------ Record list ------

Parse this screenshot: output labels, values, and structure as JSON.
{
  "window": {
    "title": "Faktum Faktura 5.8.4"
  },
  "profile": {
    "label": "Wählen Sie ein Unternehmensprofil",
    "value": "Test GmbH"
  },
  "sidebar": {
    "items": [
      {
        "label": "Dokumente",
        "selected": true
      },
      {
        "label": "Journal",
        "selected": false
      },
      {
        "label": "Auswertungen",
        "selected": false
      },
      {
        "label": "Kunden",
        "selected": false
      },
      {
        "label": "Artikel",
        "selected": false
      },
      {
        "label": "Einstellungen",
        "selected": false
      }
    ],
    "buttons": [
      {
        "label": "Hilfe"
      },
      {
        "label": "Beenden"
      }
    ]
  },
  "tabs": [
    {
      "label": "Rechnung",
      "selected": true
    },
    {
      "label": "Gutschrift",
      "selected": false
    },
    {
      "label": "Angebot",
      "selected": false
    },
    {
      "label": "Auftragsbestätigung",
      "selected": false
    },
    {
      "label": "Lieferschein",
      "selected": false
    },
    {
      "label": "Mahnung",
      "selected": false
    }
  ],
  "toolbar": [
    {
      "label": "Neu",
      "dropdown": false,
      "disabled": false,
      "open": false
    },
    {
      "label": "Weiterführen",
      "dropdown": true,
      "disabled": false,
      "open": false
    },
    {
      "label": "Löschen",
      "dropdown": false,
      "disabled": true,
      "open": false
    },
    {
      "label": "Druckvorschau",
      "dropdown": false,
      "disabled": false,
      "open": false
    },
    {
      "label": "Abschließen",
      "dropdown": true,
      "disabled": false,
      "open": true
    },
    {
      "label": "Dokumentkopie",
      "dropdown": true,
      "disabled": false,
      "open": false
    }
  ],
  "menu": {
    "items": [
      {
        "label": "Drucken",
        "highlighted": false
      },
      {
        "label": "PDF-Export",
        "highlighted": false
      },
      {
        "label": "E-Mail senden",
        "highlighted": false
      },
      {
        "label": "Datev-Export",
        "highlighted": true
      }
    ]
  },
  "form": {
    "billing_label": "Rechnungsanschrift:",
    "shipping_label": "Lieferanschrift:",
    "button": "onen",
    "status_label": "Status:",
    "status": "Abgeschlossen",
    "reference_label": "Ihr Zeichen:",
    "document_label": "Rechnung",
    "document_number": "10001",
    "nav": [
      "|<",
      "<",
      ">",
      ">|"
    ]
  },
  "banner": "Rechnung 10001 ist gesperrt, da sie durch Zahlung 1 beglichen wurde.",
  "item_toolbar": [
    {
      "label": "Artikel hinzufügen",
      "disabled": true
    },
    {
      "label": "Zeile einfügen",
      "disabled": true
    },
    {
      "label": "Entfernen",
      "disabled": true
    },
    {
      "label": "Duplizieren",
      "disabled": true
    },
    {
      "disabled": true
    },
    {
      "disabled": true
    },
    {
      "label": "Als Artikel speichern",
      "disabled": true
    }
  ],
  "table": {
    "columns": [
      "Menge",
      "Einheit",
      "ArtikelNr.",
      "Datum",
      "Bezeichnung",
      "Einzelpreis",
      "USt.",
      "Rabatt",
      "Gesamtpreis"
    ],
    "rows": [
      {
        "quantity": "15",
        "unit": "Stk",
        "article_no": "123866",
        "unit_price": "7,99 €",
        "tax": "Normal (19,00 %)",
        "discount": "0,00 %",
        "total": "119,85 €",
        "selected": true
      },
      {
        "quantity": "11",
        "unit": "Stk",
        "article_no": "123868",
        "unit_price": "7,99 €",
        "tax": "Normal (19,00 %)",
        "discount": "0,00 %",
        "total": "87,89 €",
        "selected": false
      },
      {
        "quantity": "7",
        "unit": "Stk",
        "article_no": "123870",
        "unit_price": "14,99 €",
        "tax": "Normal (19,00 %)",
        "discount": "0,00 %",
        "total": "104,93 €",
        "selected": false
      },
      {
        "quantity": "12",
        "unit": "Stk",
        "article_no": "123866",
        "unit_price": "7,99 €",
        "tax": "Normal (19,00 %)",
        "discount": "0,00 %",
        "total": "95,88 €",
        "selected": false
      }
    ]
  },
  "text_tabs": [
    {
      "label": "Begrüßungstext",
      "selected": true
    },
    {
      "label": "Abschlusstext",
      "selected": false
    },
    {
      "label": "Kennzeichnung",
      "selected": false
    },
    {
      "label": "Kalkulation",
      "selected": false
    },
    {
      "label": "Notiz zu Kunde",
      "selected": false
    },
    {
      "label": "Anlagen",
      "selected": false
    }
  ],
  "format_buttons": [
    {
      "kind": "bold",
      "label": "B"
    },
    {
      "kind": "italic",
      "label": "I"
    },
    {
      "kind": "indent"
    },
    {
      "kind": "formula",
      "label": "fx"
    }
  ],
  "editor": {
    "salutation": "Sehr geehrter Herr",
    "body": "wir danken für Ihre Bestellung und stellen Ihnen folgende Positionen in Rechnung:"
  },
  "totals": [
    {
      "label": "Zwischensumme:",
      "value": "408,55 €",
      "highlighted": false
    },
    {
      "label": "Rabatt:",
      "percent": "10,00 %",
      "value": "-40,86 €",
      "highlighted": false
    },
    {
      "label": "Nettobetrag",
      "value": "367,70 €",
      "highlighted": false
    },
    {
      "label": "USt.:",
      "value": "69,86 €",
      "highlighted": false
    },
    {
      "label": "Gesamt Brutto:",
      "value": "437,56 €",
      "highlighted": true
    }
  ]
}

------

Repeat each entry word for word.

Parse this screenshot: output labels, values, and structure as JSON.
{
  "window": {
    "title": "Faktum Faktura 5.8.4"
  },
  "profile": {
    "label": "Wählen Sie ein Unternehmensprofil",
    "value": "Test GmbH"
  },
  "sidebar": {
    "items": [
      {
        "label": "Dokumente",
        "selected": true
      },
      {
        "label": "Journal",
        "selected": false
      },
      {
        "label": "Auswertungen",
        "selected": false
      },
      {
        "label": "Kunden",
        "selected": false
      },
      {
        "label": "Artikel",
        "selected": false
      },
      {
        "label": "Einstellungen",
        "selected": false
      }
    ],
    "buttons": [
      {
        "label": "Hilfe"
      },
      {
        "label": "Beenden"
      }
    ]
  },
  "tabs": [
    {
      "label": "Rechnung",
      "selected": true
    },
    {
      "label": "Gutschrift",
      "selected": false
    },
    {
      "label": "Angebot",
      "selected": false
    },
    {
      "label": "Auftragsbestätigung",
      "selected": false
    },
    {
      "label": "Lieferschein",
      "selected": false
    },
    {
      "label": "Mahnung",
      "selected": false
    }
  ],
  "toolbar": [
    {
      "label": "Neu",
      "dropdown": false,
      "disabled": false,
      "open": false
    },
    {
      "label": "Weiterführen",
      "dropdown": true,
      "disabled": false,
      "open": false
    },
    {
      "label": "Löschen",
      "dropdown": false,
      "disabled": true,
      "open": false
    },
    {
      "label": "Druckvorschau",
      "dropdown": false,
      "disabled": false,
      "open": false
    },
    {
      "label": "Abschließen",
      "dropdown": true,
      "disabled": false,
      "open": true
    },
    {
      "label": "Dokumentkopie",
      "dropdown": true,
      "disabled": false,
      "open": false
    }
  ],
  "menu": {
    "items": [
      {
        "label": "Drucken",
        "highlighted": false
      },
      {
        "label": "PDF-Export",
        "highlighted": false
      },
      {
        "label": "E-Mail senden",
        "highlighted": false
      },
      {
        "label": "Datev-Export",
        "highlighted": true
      }
    ]
  },
  "form": {
    "billing_label": "Rechnungsanschrift:",
    "shipping_label": "Lieferanschrift:",
    "button": "onen",
    "status_label": "Status:",
    "status": "Abgeschlossen",
    "reference_label": "Ihr Zeichen:",
    "document_label": "Rechnung",
    "document_number": "10001",
    "nav": [
      "|<",
      "<",
      ">",
      ">|"
    ]
  },
  "banner": "Rechnung 10001 ist gesperrt, da sie durch Zahlung 1 beglichen wurde.",
  "item_toolbar": [
    {
      "label": "Artikel hinzufügen",
      "disabled": true
    },
    {
      "label": "Zeile einfügen",
      "disabled": true
    },
    {
      "label": "Entfernen",
      "disabled": true
    },
    {
      "label": "Duplizieren",
      "disabled": true
    },
    {
      "disabled": true
    },
    {
      "disabled": true
    },
    {
      "label": "Als Artikel speichern",
      "disabled": true
    }
  ],
  "table": {
    "columns": [
      "Menge",
      "Einheit",
      "ArtikelNr.",
      "Datum",
      "Bezeichnung",
      "Einzelpreis",
      "USt.",
      "Rabatt",
      "Gesamtpreis"
    ],
    "rows": [
      {
        "quantity": "15",
        "unit": "Stk",
        "article_no": "123866",
        "unit_price": "7,99 €",
        "tax": "Normal (19,00 %)",
        "discount": "0,00 %",
        "total": "119,85 €",
        "selected": true
      },
      {
        "quantity": "11",
        "unit": "Stk",
        "article_no": "123868",
        "unit_price": "7,99 €",
        "tax": "Normal (19,00 %)",
        "discount": "0,00 %",
        "total": "87,89 €",
        "selected": false
      },
      {
        "quantity": "7",
        "unit": "Stk",
        "article_no": "123870",
        "unit_price": "14,99 €",
        "tax": "Normal (19,00 %)",
        "discount": "0,00 %",
        "total": "104,93 €",
        "selected": false
      },
      {
        "quantity": "12",
        "unit": "Stk",
        "article_no": "123866",
        "unit_price": "7,99 €",
        "tax": "Normal (19,00 %)",
        "discount": "0,00 %",
        "total": "95,88 €",
        "selected": false
      }
    ]
  },
  "text_tabs": [
    {
      "label": "Begrüßungstext",
      "selected": true
    },
    {
      "label": "Abschlusstext",
      "selected": false
    },
    {
      "label": "Kennzeichnung",
      "selected": false
    },
    {
      "label": "Kalkulation",
      "selected": false
    },
    {
      "label": "Notiz zu Kunde",
      "selected": false
    },
    {
      "label": "Anlagen",
      "selected": false
    }
  ],
  "format_buttons": [
    {
      "kind": "bold",
      "label": "B"
    },
    {
      "kind": "italic",
      "label": "I"
    },
    {
      "kind": "indent"
    },
    {
      "kind": "formula",
      "label": "fx"
    }
  ],
  "editor": {
    "salutation": "Sehr geehrter Herr",
    "body": "wir danken für Ihre Bestellung und stellen Ihnen folgende Positionen in Rechnung:"
  },
  "totals": [
    {
      "label": "Zwischensumme:",
      "value": "408,55 €",
      "highlighted": false
    },
    {
      "label": "Rabatt:",
      "percent": "10,00 %",
      "value": "-40,86 €",
      "highlighted": false
    },
    {
      "label": "Nettobetrag",
      "value": "367,70 €",
      "highlighted": false
    },
    {
      "label": "USt.:",
      "value": "69,86 €",
      "highlighted": false
    },
    {
      "label": "Gesamt Brutto:",
      "value": "437,56 €",
      "highlighted": true
    }
  ]
}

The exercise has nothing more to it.